SOURCE RECORDS

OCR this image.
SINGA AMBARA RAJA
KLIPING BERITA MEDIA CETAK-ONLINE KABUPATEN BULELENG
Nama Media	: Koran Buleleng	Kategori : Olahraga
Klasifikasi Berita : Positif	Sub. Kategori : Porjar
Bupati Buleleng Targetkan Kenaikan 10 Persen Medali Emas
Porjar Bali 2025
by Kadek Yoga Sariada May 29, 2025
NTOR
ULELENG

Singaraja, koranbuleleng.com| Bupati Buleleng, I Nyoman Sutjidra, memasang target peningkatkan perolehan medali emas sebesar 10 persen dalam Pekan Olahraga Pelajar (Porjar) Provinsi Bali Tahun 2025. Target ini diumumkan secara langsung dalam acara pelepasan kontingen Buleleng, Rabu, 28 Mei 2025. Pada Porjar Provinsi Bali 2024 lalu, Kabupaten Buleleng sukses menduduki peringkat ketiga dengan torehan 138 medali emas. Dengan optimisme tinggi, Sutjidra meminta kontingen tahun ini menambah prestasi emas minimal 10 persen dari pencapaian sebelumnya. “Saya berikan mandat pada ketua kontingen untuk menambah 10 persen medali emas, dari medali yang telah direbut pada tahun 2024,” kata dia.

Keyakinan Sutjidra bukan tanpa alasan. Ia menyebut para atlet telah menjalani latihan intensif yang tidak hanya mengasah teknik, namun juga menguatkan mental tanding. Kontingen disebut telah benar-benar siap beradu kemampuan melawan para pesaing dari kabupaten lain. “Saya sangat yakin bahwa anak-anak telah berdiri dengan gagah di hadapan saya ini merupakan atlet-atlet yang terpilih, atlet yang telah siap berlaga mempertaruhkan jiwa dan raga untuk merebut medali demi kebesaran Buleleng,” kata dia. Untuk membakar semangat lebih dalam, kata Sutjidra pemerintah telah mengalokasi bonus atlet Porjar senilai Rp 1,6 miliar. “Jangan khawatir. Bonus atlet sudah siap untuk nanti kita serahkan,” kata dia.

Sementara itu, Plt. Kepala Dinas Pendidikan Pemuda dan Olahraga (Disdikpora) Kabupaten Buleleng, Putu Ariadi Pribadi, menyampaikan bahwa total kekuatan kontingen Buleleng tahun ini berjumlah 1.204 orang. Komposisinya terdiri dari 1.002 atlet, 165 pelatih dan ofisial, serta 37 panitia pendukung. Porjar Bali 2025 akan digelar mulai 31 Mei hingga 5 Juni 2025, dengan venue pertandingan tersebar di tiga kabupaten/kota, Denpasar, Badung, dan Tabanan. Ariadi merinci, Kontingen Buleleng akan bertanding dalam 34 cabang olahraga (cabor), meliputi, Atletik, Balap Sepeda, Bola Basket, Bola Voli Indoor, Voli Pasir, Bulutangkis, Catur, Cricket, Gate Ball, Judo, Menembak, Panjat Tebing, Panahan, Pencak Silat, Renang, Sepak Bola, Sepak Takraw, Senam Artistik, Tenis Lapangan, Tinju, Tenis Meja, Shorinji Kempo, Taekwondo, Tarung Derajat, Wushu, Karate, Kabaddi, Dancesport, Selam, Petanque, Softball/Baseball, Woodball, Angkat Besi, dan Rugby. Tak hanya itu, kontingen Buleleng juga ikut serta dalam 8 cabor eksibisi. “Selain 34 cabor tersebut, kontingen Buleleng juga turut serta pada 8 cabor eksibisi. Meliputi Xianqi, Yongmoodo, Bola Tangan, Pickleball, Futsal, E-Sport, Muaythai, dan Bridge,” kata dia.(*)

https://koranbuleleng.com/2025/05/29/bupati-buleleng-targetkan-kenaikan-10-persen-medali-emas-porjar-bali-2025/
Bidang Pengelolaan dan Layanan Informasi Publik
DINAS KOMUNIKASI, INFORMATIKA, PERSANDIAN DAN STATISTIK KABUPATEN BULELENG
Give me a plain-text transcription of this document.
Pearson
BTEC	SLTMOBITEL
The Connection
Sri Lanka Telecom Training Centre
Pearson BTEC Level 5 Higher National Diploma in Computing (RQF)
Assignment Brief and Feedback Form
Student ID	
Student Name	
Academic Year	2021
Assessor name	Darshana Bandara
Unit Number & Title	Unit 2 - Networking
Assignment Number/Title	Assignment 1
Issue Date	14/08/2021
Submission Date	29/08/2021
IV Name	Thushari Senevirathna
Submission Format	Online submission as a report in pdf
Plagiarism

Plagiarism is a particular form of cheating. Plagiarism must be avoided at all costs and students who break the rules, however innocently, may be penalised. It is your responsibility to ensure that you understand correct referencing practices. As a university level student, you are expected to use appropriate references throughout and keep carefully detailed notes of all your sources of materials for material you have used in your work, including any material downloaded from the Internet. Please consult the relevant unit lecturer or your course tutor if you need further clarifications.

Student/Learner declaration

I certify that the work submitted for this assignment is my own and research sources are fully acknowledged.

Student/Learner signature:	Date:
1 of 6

JOB
Transcribe the entire listing above precisely.

ANSWER FOR THE TASK
OCR this image.
SINGA AMBARA RAJA
KLIPING BERITA MEDIA CETAK-ONLINE KABUPATEN BULELENG
Nama Media	: Koran Buleleng	Kategori : Olahraga
Klasifikasi Berita : Positif	Sub. Kategori : Porjar
Bupati Buleleng Targetkan Kenaikan 10 Persen Medali Emas
Porjar Bali 2025
by Kadek Yoga Sariada May 29, 2025
NTOR
ULELENG

Singaraja, koranbuleleng.com| Bupati Buleleng, I Nyoman Sutjidra, memasang target peningkatkan perolehan medali emas sebesar 10 persen dalam Pekan Olahraga Pelajar (Porjar) Provinsi Bali Tahun 2025. Target ini diumumkan secara langsung dalam acara pelepasan kontingen Buleleng, Rabu, 28 Mei 2025. Pada Porjar Provinsi Bali 2024 lalu, Kabupaten Buleleng sukses menduduki peringkat ketiga dengan torehan 138 medali emas. Dengan optimisme tinggi, Sutjidra meminta kontingen tahun ini menambah prestasi emas minimal 10 persen dari pencapaian sebelumnya. “Saya berikan mandat pada ketua kontingen untuk menambah 10 persen medali emas, dari medali yang telah direbut pada tahun 2024,” kata dia.

Keyakinan Sutjidra bukan tanpa alasan. Ia menyebut para atlet telah menjalani latihan intensif yang tidak hanya mengasah teknik, namun juga menguatkan mental tanding. Kontingen disebut telah benar-benar siap beradu kemampuan melawan para pesaing dari kabupaten lain. “Saya sangat yakin bahwa anak-anak telah berdiri dengan gagah di hadapan saya ini merupakan atlet-atlet yang terpilih, atlet yang telah siap berlaga mempertaruhkan jiwa dan raga untuk merebut medali demi kebesaran Buleleng,” kata dia. Untuk membakar semangat lebih dalam, kata Sutjidra pemerintah telah mengalokasi bonus atlet Porjar senilai Rp 1,6 miliar. “Jangan khawatir. Bonus atlet sudah siap untuk nanti kita serahkan,” kata dia.

Sementara itu, Plt. Kepala Dinas Pendidikan Pemuda dan Olahraga (Disdikpora) Kabupaten Buleleng, Putu Ariadi Pribadi, menyampaikan bahwa total kekuatan kontingen Buleleng tahun ini berjumlah 1.204 orang. Komposisinya terdiri dari 1.002 atlet, 165 pelatih dan ofisial, serta 37 panitia pendukung. Porjar Bali 2025 akan digelar mulai 31 Mei hingga 5 Juni 2025, dengan venue pertandingan tersebar di tiga kabupaten/kota, Denpasar, Badung, dan Tabanan. Ariadi merinci, Kontingen Buleleng akan bertanding dalam 34 cabang olahraga (cabor), meliputi, Atletik, Balap Sepeda, Bola Basket, Bola Voli Indoor, Voli Pasir, Bulutangkis, Catur, Cricket, Gate Ball, Judo, Menembak, Panjat Tebing, Panahan, Pencak Silat, Renang, Sepak Bola, Sepak Takraw, Senam Artistik, Tenis Lapangan, Tinju, Tenis Meja, Shorinji Kempo, Taekwondo, Tarung Derajat, Wushu, Karate, Kabaddi, Dancesport, Selam, Petanque, Softball/Baseball, Woodball, Angkat Besi, dan Rugby. Tak hanya itu, kontingen Buleleng juga ikut serta dalam 8 cabor eksibisi. “Selain 34 cabor tersebut, kontingen Buleleng juga turut serta pada 8 cabor eksibisi. Meliputi Xianqi, Yongmoodo, Bola Tangan, Pickleball, Futsal, E-Sport, Muaythai, dan Bridge,” kata dia.(*)

https://koranbuleleng.com/2025/05/29/bupati-buleleng-targetkan-kenaikan-10-persen-medali-emas-porjar-bali-2025/
Bidang Pengelolaan dan Layanan Informasi Publik
DINAS KOMUNIKASI, INFORMATIKA, PERSANDIAN DAN STATISTIK KABUPATEN BULELENG
Give me a plain-text transcription of this document.
Pearson
BTEC	SLTMOBITEL
The Connection
Sri Lanka Telecom Training Centre
Pearson BTEC Level 5 Higher National Diploma in Computing (RQF)
Assignment Brief and Feedback Form
Student ID	
Student Name	
Academic Year	2021
Assessor name	Darshana Bandara
Unit Number & Title	Unit 2 - Networking
Assignment Number/Title	Assignment 1
Issue Date	14/08/2021
Submission Date	29/08/2021
IV Name	Thushari Senevirathna
Submission Format	Online submission as a report in pdf
Plagiarism

Plagiarism is a particular form of cheating. Plagiarism must be avoided at all costs and students who break the rules, however innocently, may be penalised. It is your responsibility to ensure that you understand correct referencing practices. As a university level student, you are expected to use appropriate references throughout and keep carefully detailed notes of all your sources of materials for material you have used in your work, including any material downloaded from the Internet. Please consult the relevant unit lecturer or your course tutor if you need further clarifications.

Student/Learner declaration

I certify that the work submitted for this assignment is my own and research sources are fully acknowledged.

Student/Learner signature:	Date:
1 of 6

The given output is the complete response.